WHAT YOU ARE ASKED TO DO :: Search the records that follow and extract every line containing the string "污水处理达标后再排放".

[start]

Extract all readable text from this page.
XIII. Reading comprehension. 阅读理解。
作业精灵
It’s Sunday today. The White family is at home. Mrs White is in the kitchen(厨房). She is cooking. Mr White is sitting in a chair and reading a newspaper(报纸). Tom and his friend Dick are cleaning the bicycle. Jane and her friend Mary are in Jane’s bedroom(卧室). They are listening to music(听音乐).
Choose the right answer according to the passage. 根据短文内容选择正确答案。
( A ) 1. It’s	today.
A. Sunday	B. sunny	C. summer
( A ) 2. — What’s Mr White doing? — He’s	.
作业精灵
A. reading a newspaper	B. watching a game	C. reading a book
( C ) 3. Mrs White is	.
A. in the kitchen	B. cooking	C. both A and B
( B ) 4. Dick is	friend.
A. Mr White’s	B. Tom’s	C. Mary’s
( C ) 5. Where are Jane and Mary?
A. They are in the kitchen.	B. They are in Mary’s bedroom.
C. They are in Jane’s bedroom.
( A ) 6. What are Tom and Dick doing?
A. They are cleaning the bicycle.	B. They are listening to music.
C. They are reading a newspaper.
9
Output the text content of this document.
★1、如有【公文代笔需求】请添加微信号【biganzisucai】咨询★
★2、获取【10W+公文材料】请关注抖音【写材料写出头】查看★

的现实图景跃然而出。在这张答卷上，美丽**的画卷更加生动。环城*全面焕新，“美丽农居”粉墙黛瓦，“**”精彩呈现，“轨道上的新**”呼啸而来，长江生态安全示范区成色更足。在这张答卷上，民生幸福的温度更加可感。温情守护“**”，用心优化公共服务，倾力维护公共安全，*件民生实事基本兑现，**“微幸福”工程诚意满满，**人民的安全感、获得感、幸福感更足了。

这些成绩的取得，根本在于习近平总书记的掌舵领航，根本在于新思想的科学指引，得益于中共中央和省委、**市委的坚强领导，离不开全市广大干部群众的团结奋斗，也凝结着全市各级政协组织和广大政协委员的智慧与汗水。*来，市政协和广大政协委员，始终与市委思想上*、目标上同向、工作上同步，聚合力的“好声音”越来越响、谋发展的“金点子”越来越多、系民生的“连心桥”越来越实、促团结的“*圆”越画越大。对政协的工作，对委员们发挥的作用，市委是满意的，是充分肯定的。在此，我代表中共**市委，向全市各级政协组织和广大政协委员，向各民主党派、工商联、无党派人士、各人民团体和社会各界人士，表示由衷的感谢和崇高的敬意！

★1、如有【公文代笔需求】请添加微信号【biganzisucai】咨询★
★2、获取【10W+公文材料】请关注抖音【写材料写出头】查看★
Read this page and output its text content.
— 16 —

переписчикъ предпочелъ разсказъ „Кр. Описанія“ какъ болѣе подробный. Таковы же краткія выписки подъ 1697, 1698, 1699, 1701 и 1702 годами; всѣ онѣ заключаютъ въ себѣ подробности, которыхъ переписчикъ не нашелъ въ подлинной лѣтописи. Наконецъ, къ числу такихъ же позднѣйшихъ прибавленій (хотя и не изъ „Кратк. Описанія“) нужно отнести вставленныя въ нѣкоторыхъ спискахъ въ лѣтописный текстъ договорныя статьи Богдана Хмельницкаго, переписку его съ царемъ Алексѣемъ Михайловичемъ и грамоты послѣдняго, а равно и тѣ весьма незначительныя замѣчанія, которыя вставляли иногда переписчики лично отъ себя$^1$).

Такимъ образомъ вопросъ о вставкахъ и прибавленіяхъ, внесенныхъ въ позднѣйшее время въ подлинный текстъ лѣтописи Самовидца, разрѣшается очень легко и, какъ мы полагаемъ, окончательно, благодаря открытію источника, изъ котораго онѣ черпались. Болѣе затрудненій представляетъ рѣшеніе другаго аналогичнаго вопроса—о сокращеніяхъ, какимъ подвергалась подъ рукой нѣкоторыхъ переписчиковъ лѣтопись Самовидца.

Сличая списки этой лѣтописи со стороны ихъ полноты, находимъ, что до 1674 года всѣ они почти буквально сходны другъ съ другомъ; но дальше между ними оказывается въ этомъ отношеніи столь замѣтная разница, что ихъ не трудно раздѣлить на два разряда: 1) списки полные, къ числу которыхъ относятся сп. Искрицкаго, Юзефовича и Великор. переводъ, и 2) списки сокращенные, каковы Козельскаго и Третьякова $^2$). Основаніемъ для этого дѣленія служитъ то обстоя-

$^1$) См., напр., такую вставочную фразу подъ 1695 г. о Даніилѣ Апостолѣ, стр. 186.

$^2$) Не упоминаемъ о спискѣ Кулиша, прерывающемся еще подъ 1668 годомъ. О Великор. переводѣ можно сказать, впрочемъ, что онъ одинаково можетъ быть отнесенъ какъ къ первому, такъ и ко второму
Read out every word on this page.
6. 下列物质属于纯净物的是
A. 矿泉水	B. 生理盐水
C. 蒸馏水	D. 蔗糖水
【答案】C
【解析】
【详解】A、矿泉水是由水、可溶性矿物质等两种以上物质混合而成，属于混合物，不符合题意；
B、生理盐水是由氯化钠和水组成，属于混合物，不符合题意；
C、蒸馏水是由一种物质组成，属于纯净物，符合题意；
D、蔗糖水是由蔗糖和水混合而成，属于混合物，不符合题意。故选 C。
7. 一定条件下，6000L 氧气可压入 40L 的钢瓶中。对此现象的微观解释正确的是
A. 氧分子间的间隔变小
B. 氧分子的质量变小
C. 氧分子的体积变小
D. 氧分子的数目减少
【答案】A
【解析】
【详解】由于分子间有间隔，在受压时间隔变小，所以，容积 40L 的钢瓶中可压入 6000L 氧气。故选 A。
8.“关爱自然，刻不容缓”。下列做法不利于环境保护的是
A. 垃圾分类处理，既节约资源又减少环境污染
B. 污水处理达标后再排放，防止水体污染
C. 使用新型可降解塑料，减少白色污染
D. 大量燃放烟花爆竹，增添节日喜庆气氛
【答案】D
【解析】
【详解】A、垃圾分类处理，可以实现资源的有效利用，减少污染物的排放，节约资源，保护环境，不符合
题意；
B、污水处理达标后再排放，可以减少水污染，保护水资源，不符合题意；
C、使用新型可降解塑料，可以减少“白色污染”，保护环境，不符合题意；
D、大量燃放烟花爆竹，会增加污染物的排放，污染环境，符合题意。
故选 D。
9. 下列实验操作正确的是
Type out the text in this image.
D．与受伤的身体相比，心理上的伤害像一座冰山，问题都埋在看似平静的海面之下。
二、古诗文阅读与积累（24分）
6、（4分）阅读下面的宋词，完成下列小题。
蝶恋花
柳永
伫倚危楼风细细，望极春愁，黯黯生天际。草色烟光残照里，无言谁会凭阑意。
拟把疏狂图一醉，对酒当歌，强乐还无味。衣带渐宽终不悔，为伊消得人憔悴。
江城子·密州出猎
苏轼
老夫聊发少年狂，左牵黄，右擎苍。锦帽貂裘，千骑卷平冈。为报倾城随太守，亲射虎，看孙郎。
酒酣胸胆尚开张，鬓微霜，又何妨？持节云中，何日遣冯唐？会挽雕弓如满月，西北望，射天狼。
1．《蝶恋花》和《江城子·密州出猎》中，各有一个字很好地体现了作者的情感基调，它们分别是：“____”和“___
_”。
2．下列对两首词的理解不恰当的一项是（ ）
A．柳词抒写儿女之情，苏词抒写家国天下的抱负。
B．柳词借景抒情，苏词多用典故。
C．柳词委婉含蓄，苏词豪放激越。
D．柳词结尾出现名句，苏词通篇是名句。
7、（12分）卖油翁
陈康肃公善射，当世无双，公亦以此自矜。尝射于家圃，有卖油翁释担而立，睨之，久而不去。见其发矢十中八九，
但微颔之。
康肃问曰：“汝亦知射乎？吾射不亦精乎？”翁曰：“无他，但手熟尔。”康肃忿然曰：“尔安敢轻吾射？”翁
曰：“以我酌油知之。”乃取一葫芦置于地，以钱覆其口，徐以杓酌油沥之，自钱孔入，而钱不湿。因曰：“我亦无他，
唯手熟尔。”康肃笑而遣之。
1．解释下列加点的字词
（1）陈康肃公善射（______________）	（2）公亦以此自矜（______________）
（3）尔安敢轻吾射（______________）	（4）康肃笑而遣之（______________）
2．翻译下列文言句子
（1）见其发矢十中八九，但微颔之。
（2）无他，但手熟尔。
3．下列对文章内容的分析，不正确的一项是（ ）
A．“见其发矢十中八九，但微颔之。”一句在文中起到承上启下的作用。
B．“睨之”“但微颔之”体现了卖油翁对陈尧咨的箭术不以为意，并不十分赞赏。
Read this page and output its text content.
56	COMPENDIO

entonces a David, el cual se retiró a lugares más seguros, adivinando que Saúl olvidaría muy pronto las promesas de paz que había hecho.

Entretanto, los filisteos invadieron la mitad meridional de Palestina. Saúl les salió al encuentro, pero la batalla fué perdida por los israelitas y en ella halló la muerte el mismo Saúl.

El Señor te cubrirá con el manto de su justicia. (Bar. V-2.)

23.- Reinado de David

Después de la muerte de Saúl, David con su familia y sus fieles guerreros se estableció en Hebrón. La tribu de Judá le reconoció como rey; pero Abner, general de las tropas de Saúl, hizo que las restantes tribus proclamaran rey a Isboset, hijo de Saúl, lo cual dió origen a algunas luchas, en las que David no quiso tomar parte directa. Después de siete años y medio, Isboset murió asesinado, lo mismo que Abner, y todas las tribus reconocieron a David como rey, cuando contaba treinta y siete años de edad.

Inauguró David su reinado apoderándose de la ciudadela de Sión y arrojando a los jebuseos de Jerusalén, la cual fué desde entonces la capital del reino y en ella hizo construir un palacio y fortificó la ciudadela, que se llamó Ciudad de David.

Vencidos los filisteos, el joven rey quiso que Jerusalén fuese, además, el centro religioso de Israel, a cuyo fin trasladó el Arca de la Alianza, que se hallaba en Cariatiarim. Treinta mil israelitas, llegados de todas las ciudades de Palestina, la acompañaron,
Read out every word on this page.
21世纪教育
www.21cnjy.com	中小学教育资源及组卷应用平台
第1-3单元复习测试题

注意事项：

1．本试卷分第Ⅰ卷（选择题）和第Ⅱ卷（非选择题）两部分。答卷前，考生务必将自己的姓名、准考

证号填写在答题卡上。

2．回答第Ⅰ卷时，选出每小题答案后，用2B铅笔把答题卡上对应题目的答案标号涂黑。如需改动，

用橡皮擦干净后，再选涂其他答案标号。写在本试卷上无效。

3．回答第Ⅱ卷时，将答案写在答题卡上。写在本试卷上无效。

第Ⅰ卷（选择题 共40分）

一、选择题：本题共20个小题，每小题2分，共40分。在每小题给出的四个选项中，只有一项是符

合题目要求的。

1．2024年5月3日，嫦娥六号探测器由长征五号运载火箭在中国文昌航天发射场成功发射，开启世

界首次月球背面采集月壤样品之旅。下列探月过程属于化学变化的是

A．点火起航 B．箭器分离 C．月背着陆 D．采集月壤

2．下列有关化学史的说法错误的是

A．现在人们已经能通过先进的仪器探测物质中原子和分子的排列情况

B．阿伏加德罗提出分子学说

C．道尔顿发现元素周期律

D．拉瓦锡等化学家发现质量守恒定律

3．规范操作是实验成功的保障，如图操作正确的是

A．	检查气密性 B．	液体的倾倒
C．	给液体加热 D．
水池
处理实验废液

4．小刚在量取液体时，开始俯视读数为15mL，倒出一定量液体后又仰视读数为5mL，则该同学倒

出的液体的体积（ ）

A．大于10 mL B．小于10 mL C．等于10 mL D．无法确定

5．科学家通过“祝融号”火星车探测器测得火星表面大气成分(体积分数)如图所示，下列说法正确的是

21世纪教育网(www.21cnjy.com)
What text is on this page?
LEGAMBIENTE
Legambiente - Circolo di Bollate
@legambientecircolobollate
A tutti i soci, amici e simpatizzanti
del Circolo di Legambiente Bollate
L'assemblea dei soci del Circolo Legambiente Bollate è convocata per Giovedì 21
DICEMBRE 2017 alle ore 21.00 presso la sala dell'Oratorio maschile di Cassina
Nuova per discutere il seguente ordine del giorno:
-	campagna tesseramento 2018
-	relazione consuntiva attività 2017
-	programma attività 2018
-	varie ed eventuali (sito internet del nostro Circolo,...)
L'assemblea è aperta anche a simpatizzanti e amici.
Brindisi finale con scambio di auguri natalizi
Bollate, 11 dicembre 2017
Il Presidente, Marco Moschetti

[end]

FINAL RESULT ::
B. 污水处理达标后再排放，防止水体污染
B、污水处理达标后再排放，可以减少水污染，保护水资源，不符合题意；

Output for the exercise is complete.